#### Dataset entries
----------

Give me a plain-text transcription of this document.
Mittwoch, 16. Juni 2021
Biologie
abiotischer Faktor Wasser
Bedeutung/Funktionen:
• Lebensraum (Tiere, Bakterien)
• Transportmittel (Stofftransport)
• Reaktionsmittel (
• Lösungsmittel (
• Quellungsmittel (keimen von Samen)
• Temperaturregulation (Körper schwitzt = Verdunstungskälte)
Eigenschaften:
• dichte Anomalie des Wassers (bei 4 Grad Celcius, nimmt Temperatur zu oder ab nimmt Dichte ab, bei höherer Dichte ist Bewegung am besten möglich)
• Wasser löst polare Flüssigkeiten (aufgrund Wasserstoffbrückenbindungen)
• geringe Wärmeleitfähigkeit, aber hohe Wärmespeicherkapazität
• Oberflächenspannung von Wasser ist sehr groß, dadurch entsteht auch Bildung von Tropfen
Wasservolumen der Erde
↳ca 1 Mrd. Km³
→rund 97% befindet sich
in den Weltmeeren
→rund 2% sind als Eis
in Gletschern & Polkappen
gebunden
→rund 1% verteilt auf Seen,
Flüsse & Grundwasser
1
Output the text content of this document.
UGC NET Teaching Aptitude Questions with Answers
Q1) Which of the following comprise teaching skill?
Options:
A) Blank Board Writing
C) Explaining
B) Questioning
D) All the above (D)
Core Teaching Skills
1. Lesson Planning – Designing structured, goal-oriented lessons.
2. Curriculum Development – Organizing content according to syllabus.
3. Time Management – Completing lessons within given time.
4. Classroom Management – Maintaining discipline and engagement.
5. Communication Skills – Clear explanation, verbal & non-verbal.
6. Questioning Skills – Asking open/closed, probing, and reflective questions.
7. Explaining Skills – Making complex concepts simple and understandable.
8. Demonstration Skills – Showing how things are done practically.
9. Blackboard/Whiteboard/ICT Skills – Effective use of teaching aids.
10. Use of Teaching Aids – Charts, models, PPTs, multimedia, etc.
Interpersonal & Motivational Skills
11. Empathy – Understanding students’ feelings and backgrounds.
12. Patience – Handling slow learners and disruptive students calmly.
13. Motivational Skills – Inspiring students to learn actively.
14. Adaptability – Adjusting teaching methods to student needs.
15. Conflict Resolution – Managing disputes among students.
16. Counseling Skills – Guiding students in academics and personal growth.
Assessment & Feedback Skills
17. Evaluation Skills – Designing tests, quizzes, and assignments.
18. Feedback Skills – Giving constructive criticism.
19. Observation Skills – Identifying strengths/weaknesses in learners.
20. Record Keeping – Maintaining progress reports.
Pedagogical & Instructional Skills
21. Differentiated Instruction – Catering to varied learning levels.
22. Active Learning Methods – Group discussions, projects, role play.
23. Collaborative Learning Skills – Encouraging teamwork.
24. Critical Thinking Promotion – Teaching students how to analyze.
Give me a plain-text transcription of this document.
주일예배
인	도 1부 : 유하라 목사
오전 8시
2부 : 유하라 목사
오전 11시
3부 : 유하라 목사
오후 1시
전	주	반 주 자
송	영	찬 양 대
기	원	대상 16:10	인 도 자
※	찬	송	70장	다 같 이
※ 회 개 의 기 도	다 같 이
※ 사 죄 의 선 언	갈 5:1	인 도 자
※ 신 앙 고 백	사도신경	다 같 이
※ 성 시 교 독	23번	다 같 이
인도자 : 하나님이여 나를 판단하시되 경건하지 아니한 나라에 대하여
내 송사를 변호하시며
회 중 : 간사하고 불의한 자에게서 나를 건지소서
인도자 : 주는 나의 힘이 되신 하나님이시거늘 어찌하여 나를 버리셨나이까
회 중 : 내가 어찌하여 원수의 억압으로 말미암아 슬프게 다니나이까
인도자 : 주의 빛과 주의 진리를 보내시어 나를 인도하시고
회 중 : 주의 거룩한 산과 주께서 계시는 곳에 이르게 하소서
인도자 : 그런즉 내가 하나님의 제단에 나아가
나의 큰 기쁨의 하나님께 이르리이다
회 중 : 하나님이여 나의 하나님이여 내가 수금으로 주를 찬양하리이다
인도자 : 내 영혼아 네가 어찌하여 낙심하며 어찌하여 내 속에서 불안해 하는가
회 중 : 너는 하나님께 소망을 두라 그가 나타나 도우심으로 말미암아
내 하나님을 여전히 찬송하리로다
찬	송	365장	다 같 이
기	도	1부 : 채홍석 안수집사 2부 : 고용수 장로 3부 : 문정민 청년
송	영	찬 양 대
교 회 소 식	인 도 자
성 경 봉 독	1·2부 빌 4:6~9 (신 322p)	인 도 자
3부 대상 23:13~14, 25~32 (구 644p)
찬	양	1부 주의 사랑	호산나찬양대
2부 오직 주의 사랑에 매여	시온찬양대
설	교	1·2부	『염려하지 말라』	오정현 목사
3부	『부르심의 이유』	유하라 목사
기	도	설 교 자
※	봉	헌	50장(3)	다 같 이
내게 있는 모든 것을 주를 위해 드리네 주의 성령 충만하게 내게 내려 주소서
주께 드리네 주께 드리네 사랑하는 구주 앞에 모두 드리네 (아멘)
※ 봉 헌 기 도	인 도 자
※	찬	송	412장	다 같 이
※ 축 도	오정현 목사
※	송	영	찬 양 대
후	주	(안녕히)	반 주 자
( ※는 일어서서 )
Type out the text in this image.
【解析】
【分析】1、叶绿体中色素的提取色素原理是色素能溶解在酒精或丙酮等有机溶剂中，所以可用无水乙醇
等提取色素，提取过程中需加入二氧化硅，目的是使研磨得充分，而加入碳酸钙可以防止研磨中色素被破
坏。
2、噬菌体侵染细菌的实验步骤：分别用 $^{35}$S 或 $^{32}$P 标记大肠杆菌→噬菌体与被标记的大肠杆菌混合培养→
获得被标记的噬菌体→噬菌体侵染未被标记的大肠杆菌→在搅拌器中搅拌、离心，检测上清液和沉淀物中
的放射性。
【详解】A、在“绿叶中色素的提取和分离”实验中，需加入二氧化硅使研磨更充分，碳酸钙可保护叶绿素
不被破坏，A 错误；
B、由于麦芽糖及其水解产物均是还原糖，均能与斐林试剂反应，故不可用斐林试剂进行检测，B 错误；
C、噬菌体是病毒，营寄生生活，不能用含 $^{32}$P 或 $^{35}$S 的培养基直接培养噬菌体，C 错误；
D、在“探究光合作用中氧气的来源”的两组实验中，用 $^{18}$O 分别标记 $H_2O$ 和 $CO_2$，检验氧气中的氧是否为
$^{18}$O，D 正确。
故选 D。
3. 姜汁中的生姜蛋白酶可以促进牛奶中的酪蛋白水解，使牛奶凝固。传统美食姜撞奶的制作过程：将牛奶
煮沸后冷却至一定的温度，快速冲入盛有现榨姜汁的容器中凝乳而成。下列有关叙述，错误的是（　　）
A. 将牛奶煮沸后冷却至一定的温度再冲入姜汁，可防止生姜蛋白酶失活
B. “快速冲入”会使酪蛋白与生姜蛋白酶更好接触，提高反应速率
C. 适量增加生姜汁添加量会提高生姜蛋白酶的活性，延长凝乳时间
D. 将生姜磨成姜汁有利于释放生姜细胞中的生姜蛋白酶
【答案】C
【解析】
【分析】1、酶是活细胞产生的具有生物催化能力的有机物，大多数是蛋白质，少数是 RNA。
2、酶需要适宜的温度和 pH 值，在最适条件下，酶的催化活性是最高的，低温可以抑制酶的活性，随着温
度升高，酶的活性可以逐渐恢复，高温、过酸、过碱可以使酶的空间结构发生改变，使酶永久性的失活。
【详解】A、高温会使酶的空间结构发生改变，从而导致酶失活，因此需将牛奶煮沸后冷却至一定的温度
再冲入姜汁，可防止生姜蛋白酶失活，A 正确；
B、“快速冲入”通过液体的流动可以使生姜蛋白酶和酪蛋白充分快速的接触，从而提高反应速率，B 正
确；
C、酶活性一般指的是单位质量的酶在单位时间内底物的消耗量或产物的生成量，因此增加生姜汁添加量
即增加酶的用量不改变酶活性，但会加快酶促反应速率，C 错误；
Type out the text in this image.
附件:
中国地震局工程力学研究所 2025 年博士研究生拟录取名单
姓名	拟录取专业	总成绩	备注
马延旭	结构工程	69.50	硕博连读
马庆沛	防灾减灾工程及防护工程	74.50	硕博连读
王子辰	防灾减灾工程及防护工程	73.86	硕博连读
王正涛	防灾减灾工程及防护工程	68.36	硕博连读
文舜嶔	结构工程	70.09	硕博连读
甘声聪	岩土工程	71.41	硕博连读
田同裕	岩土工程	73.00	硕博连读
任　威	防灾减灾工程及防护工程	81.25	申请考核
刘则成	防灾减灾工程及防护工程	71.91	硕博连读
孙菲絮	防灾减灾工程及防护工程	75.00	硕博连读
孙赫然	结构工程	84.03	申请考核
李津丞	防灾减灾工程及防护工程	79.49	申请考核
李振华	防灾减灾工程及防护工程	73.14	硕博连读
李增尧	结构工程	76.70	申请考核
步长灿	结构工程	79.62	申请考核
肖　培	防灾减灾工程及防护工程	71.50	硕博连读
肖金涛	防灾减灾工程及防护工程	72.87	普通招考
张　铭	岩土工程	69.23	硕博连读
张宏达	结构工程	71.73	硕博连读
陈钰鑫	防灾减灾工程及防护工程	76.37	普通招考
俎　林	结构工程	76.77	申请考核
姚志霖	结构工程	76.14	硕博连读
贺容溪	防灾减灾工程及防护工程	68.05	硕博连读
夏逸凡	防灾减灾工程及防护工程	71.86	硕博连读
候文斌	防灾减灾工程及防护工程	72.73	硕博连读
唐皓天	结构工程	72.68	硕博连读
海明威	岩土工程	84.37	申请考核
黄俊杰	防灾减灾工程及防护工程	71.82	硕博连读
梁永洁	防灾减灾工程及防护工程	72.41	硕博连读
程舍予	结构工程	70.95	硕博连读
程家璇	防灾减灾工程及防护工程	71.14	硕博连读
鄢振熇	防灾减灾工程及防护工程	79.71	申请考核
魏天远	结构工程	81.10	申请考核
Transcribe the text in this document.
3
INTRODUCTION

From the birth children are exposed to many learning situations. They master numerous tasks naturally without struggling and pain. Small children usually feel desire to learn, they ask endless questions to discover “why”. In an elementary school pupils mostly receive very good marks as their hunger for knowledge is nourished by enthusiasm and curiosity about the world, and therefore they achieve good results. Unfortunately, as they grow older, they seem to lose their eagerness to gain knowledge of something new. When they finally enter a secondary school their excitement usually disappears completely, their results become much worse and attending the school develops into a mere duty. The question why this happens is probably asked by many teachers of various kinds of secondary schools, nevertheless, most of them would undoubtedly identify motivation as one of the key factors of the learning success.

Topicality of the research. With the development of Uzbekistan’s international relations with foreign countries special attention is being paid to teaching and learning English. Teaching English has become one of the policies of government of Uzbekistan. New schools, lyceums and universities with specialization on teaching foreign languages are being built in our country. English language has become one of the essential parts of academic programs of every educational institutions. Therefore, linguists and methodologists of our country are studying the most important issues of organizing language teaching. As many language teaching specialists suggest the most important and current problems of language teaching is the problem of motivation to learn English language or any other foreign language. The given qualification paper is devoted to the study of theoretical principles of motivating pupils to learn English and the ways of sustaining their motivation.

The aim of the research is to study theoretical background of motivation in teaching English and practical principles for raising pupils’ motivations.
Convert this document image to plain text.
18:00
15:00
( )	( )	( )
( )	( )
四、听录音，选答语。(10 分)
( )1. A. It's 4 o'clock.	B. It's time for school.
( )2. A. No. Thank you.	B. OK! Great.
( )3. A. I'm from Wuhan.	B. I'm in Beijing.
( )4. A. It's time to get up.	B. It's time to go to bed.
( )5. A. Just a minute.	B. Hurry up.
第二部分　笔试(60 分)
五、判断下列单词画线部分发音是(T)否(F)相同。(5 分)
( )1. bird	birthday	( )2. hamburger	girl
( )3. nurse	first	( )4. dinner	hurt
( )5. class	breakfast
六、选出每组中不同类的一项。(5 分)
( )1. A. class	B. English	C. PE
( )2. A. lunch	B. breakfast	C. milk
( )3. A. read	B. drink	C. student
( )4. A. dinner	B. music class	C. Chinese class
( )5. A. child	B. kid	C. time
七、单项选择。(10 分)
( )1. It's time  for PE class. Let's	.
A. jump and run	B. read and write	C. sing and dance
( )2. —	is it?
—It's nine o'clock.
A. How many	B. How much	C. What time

----------

#### TASK TO CARRY OUT
List every line above that contains the word "much".

#### RESULT OF THIS EXERCISE
From the birth children are exposed to many learning situations. They master numerous tasks naturally without struggling and pain. Small children usually feel desire to learn, they ask endless questions to discover “why”. In an elementary school pupils mostly receive very good marks as their hunger for knowledge is nourished by enthusiasm and curiosity about the world, and therefore they achieve good results. Unfortunately, as they grow older, they seem to lose their eagerness to gain knowledge of something new. When they finally enter a secondary school their excitement usually disappears completely, their results become much worse and attending the school develops into a mere duty. The question why this happens is probably asked by many teachers of various kinds of secondary schools, nevertheless, most of them would undoubtedly identify motivation as one of the key factors of the learning success.
A. How many	B. How much	C. What time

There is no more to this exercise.